Aim
Your task is to extract every entry that follows word for word while excluding the pictures.

***** Data supplied

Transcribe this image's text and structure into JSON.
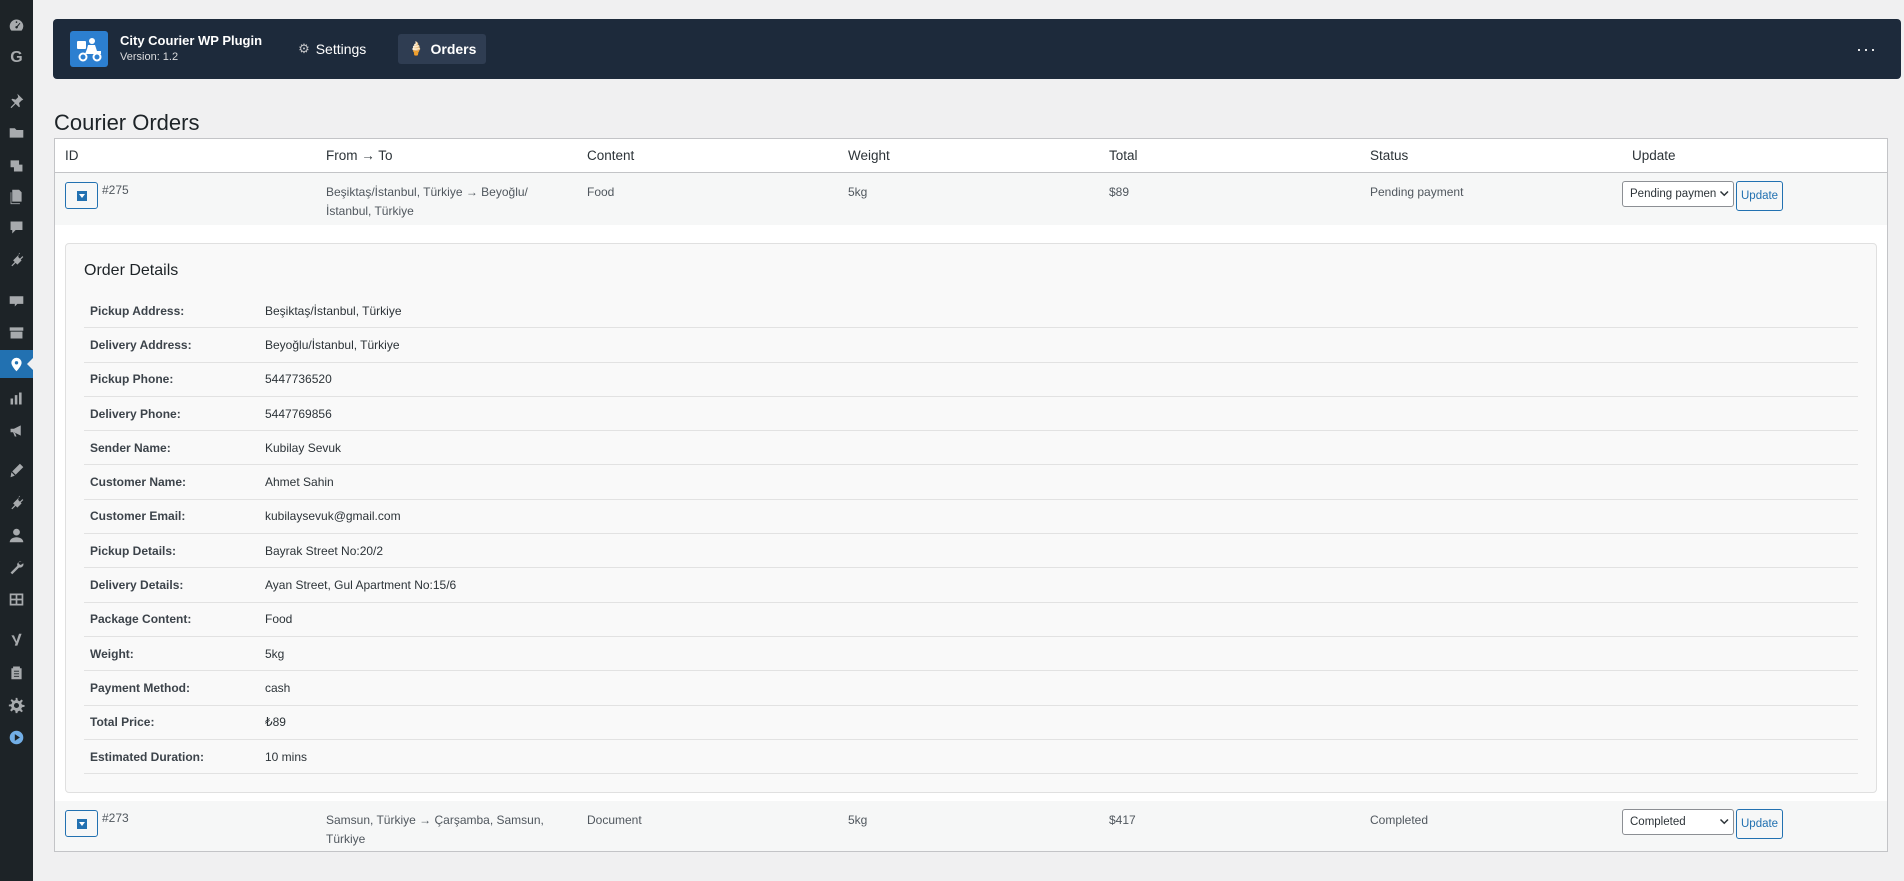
{
  "header": {
    "plugin_name": "City Courier WP Plugin",
    "version": "Version: 1.2",
    "tabs": [
      {
        "label": "Settings",
        "icon": "gear-icon"
      },
      {
        "label": "Orders",
        "icon": "order-icon",
        "active": true
      }
    ],
    "more_icon": "more-dots-icon"
  },
  "page": {
    "title": "Courier Orders"
  },
  "table": {
    "columns": [
      "ID",
      "From → To",
      "Content",
      "Weight",
      "Total",
      "Status",
      "Update"
    ],
    "orders": [
      {
        "id": "#275",
        "route": "Beşiktaş/İstanbul, Türkiye → Beyoğlu/ İstanbul, Türkiye",
        "content": "Food",
        "weight": "5kg",
        "total": "$89",
        "status": "Pending payment",
        "select_value": "Pending payment",
        "update_label": "Update"
      },
      {
        "id": "#273",
        "route": "Samsun, Türkiye → Çarşamba, Samsun, Türkiye",
        "content": "Document",
        "weight": "5kg",
        "total": "$417",
        "status": "Completed",
        "select_value": "Completed",
        "update_label": "Update"
      }
    ]
  },
  "details": {
    "title": "Order Details",
    "rows": [
      {
        "label": "Pickup Address:",
        "value": "Beşiktaş/İstanbul, Türkiye"
      },
      {
        "label": "Delivery Address:",
        "value": "Beyoğlu/İstanbul, Türkiye"
      },
      {
        "label": "Pickup Phone:",
        "value": "5447736520"
      },
      {
        "label": "Delivery Phone:",
        "value": "5447769856"
      },
      {
        "label": "Sender Name:",
        "value": "Kubilay Sevuk"
      },
      {
        "label": "Customer Name:",
        "value": "Ahmet Sahin"
      },
      {
        "label": "Customer Email:",
        "value": "kubilaysevuk@gmail.com"
      },
      {
        "label": "Pickup Details:",
        "value": "Bayrak Street No:20/2"
      },
      {
        "label": "Delivery Details:",
        "value": "Ayan Street, Gul Apartment No:15/6"
      },
      {
        "label": "Package Content:",
        "value": "Food"
      },
      {
        "label": "Weight:",
        "value": "5kg"
      },
      {
        "label": "Payment Method:",
        "value": "cash"
      },
      {
        "label": "Total Price:",
        "value": "₺89"
      },
      {
        "label": "Estimated Duration:",
        "value": "10 mins"
      }
    ]
  },
  "colors": {
    "header_bg": "#1d2a3b",
    "sidebar_bg": "#1d2327",
    "accent": "#2271b1"
  }
}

**********

Output of the task
Transcribe this image's text and structure into JSON.
{
  "header": {
    "plugin_name": "City Courier WP Plugin",
    "version": "Version: 1.2",
    "tabs": [
      {
        "label": "Settings",
        "icon": "gear-icon"
      },
      {
        "label": "Orders",
        "icon": "order-icon",
        "active": true
      }
    ],
    "more_icon": "more-dots-icon"
  },
  "page": {
    "title": "Courier Orders"
  },
  "table": {
    "columns": [
      "ID",
      "From → To",
      "Content",
      "Weight",
      "Total",
      "Status",
      "Update"
    ],
    "orders": [
      {
        "id": "#275",
        "route": "Beşiktaş/İstanbul, Türkiye → Beyoğlu/ İstanbul, Türkiye",
        "content": "Food",
        "weight": "5kg",
        "total": "$89",
        "status": "Pending payment",
        "select_value": "Pending payment",
        "update_label": "Update"
      },
      {
        "id": "#273",
        "route": "Samsun, Türkiye → Çarşamba, Samsun, Türkiye",
        "content": "Document",
        "weight": "5kg",
        "total": "$417",
        "status": "Completed",
        "select_value": "Completed",
        "update_label": "Update"
      }
    ]
  },
  "details": {
    "title": "Order Details",
    "rows": [
      {
        "label": "Pickup Address:",
        "value": "Beşiktaş/İstanbul, Türkiye"
      },
      {
        "label": "Delivery Address:",
        "value": "Beyoğlu/İstanbul, Türkiye"
      },
      {
        "label": "Pickup Phone:",
        "value": "5447736520"
      },
      {
        "label": "Delivery Phone:",
        "value": "5447769856"
      },
      {
        "label": "Sender Name:",
        "value": "Kubilay Sevuk"
      },
      {
        "label": "Customer Name:",
        "value": "Ahmet Sahin"
      },
      {
        "label": "Customer Email:",
        "value": "kubilaysevuk@gmail.com"
      },
      {
        "label": "Pickup Details:",
        "value": "Bayrak Street No:20/2"
      },
      {
        "label": "Delivery Details:",
        "value": "Ayan Street, Gul Apartment No:15/6"
      },
      {
        "label": "Package Content:",
        "value": "Food"
      },
      {
        "label": "Weight:",
        "value": "5kg"
      },
      {
        "label": "Payment Method:",
        "value": "cash"
      },
      {
        "label": "Total Price:",
        "value": "₺89"
      },
      {
        "label": "Estimated Duration:",
        "value": "10 mins"
      }
    ]
  },
  "colors": {
    "header_bg": "#1d2a3b",
    "sidebar_bg": "#1d2327",
    "accent": "#2271b1"
  }
}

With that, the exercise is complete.